Every line of the material is to be repeated exactly as it stands.
[BEGIN]
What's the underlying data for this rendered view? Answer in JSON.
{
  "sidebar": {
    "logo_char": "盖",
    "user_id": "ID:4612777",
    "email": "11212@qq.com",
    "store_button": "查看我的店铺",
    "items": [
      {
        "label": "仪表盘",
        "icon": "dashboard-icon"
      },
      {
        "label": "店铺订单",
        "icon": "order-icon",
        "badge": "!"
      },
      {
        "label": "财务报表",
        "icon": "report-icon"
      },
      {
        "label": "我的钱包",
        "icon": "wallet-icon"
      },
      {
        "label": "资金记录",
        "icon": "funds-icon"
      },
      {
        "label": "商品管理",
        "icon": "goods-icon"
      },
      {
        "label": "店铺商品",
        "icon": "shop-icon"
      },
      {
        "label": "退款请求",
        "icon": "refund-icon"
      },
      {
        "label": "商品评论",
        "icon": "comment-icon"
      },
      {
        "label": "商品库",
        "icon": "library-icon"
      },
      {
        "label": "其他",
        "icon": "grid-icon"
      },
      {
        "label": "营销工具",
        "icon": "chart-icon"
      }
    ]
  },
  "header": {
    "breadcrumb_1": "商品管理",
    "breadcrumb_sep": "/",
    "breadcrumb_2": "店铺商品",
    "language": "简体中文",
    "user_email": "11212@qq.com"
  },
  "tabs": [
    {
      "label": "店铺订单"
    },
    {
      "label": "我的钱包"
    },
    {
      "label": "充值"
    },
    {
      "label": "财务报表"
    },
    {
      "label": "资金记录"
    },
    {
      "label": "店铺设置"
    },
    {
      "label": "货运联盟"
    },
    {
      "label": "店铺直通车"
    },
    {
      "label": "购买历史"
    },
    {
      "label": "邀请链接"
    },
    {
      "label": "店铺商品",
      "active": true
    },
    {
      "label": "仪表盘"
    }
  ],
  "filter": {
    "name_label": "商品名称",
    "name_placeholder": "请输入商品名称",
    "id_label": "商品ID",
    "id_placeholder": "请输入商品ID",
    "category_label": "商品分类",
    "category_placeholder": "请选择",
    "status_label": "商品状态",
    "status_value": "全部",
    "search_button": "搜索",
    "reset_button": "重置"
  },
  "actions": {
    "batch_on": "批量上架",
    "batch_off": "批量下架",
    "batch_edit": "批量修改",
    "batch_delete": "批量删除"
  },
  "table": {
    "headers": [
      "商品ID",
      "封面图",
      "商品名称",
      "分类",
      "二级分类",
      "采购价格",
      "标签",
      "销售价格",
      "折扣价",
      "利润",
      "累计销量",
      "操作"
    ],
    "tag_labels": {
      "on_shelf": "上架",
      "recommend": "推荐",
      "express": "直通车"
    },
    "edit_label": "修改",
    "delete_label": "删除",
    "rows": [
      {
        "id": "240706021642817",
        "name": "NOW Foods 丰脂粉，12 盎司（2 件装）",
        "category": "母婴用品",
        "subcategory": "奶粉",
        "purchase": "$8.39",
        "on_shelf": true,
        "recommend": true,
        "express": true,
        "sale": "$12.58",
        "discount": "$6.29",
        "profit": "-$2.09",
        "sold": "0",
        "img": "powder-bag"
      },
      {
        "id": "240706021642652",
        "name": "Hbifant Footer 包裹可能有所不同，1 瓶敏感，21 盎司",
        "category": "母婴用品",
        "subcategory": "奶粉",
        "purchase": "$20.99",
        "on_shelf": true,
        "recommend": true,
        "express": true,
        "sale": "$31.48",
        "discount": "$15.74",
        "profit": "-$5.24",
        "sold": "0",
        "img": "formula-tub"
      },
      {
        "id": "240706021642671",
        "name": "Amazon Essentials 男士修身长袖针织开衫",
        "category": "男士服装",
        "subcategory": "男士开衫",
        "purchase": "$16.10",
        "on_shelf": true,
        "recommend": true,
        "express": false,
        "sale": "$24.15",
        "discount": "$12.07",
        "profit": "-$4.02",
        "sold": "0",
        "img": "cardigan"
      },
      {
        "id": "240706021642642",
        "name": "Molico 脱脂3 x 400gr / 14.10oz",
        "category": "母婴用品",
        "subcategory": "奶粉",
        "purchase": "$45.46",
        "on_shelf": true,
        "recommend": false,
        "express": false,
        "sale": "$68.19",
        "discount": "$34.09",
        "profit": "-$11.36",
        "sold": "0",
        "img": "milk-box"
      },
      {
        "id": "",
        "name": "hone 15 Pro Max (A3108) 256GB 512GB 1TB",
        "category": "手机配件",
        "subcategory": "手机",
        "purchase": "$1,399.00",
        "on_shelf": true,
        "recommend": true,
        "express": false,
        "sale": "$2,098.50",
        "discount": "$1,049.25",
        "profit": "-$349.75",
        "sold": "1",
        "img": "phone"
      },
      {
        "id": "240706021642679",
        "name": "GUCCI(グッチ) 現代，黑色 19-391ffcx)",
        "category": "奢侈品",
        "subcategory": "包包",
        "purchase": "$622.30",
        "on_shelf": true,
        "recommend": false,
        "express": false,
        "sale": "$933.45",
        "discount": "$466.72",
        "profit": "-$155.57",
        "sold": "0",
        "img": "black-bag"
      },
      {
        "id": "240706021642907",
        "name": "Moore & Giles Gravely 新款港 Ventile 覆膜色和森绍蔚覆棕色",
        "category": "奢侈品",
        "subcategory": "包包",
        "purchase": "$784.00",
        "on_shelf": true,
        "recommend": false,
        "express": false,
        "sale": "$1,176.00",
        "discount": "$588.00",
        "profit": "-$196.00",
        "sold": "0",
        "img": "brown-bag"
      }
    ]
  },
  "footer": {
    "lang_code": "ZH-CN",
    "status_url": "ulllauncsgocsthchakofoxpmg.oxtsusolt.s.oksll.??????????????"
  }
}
[END]
— Complete output —
What's the underlying data for this rendered view? Answer in JSON.
{
  "sidebar": {
    "logo_char": "盖",
    "user_id": "ID:4612777",
    "email": "11212@qq.com",
    "store_button": "查看我的店铺",
    "items": [
      {
        "label": "仪表盘",
        "icon": "dashboard-icon"
      },
      {
        "label": "店铺订单",
        "icon": "order-icon",
        "badge": "!"
      },
      {
        "label": "财务报表",
        "icon": "report-icon"
      },
      {
        "label": "我的钱包",
        "icon": "wallet-icon"
      },
      {
        "label": "资金记录",
        "icon": "funds-icon"
      },
      {
        "label": "商品管理",
        "icon": "goods-icon"
      },
      {
        "label": "店铺商品",
        "icon": "shop-icon"
      },
      {
        "label": "退款请求",
        "icon": "refund-icon"
      },
      {
        "label": "商品评论",
        "icon": "comment-icon"
      },
      {
        "label": "商品库",
        "icon": "library-icon"
      },
      {
        "label": "其他",
        "icon": "grid-icon"
      },
      {
        "label": "营销工具",
        "icon": "chart-icon"
      }
    ]
  },
  "header": {
    "breadcrumb_1": "商品管理",
    "breadcrumb_sep": "/",
    "breadcrumb_2": "店铺商品",
    "language": "简体中文",
    "user_email": "11212@qq.com"
  },
  "tabs": [
    {
      "label": "店铺订单"
    },
    {
      "label": "我的钱包"
    },
    {
      "label": "充值"
    },
    {
      "label": "财务报表"
    },
    {
      "label": "资金记录"
    },
    {
      "label": "店铺设置"
    },
    {
      "label": "货运联盟"
    },
    {
      "label": "店铺直通车"
    },
    {
      "label": "购买历史"
    },
    {
      "label": "邀请链接"
    },
    {
      "label": "店铺商品",
      "active": true
    },
    {
      "label": "仪表盘"
    }
  ],
  "filter": {
    "name_label": "商品名称",
    "name_placeholder": "请输入商品名称",
    "id_label": "商品ID",
    "id_placeholder": "请输入商品ID",
    "category_label": "商品分类",
    "category_placeholder": "请选择",
    "status_label": "商品状态",
    "status_value": "全部",
    "search_button": "搜索",
    "reset_button": "重置"
  },
  "actions": {
    "batch_on": "批量上架",
    "batch_off": "批量下架",
    "batch_edit": "批量修改",
    "batch_delete": "批量删除"
  },
  "table": {
    "headers": [
      "商品ID",
      "封面图",
      "商品名称",
      "分类",
      "二级分类",
      "采购价格",
      "标签",
      "销售价格",
      "折扣价",
      "利润",
      "累计销量",
      "操作"
    ],
    "tag_labels": {
      "on_shelf": "上架",
      "recommend": "推荐",
      "express": "直通车"
    },
    "edit_label": "修改",
    "delete_label": "删除",
    "rows": [
      {
        "id": "240706021642817",
        "name": "NOW Foods 丰脂粉，12 盎司（2 件装）",
        "category": "母婴用品",
        "subcategory": "奶粉",
        "purchase": "$8.39",
        "on_shelf": true,
        "recommend": true,
        "express": true,
        "sale": "$12.58",
        "discount": "$6.29",
        "profit": "-$2.09",
        "sold": "0",
        "img": "powder-bag"
      },
      {
        "id": "240706021642652",
        "name": "Hbifant Footer 包裹可能有所不同，1 瓶敏感，21 盎司",
        "category": "母婴用品",
        "subcategory": "奶粉",
        "purchase": "$20.99",
        "on_shelf": true,
        "recommend": true,
        "express": true,
        "sale": "$31.48",
        "discount": "$15.74",
        "profit": "-$5.24",
        "sold": "0",
        "img": "formula-tub"
      },
      {
        "id": "240706021642671",
        "name": "Amazon Essentials 男士修身长袖针织开衫",
        "category": "男士服装",
        "subcategory": "男士开衫",
        "purchase": "$16.10",
        "on_shelf": true,
        "recommend": true,
        "express": false,
        "sale": "$24.15",
        "discount": "$12.07",
        "profit": "-$4.02",
        "sold": "0",
        "img": "cardigan"
      },
      {
        "id": "240706021642642",
        "name": "Molico 脱脂3 x 400gr / 14.10oz",
        "category": "母婴用品",
        "subcategory": "奶粉",
        "purchase": "$45.46",
        "on_shelf": true,
        "recommend": false,
        "express": false,
        "sale": "$68.19",
        "discount": "$34.09",
        "profit": "-$11.36",
        "sold": "0",
        "img": "milk-box"
      },
      {
        "id": "",
        "name": "hone 15 Pro Max (A3108) 256GB 512GB 1TB",
        "category": "手机配件",
        "subcategory": "手机",
        "purchase": "$1,399.00",
        "on_shelf": true,
        "recommend": true,
        "express": false,
        "sale": "$2,098.50",
        "discount": "$1,049.25",
        "profit": "-$349.75",
        "sold": "1",
        "img": "phone"
      },
      {
        "id": "240706021642679",
        "name": "GUCCI(グッチ) 現代，黑色 19-391ffcx)",
        "category": "奢侈品",
        "subcategory": "包包",
        "purchase": "$622.30",
        "on_shelf": true,
        "recommend": false,
        "express": false,
        "sale": "$933.45",
        "discount": "$466.72",
        "profit": "-$155.57",
        "sold": "0",
        "img": "black-bag"
      },
      {
        "id": "240706021642907",
        "name": "Moore & Giles Gravely 新款港 Ventile 覆膜色和森绍蔚覆棕色",
        "category": "奢侈品",
        "subcategory": "包包",
        "purchase": "$784.00",
        "on_shelf": true,
        "recommend": false,
        "express": false,
        "sale": "$1,176.00",
        "discount": "$588.00",
        "profit": "-$196.00",
        "sold": "0",
        "img": "brown-bag"
      }
    ]
  },
  "footer": {
    "lang_code": "ZH-CN",
    "status_url": "ulllauncsgocsthchakofoxpmg.oxtsusolt.s.oksll.??????????????"
  }
}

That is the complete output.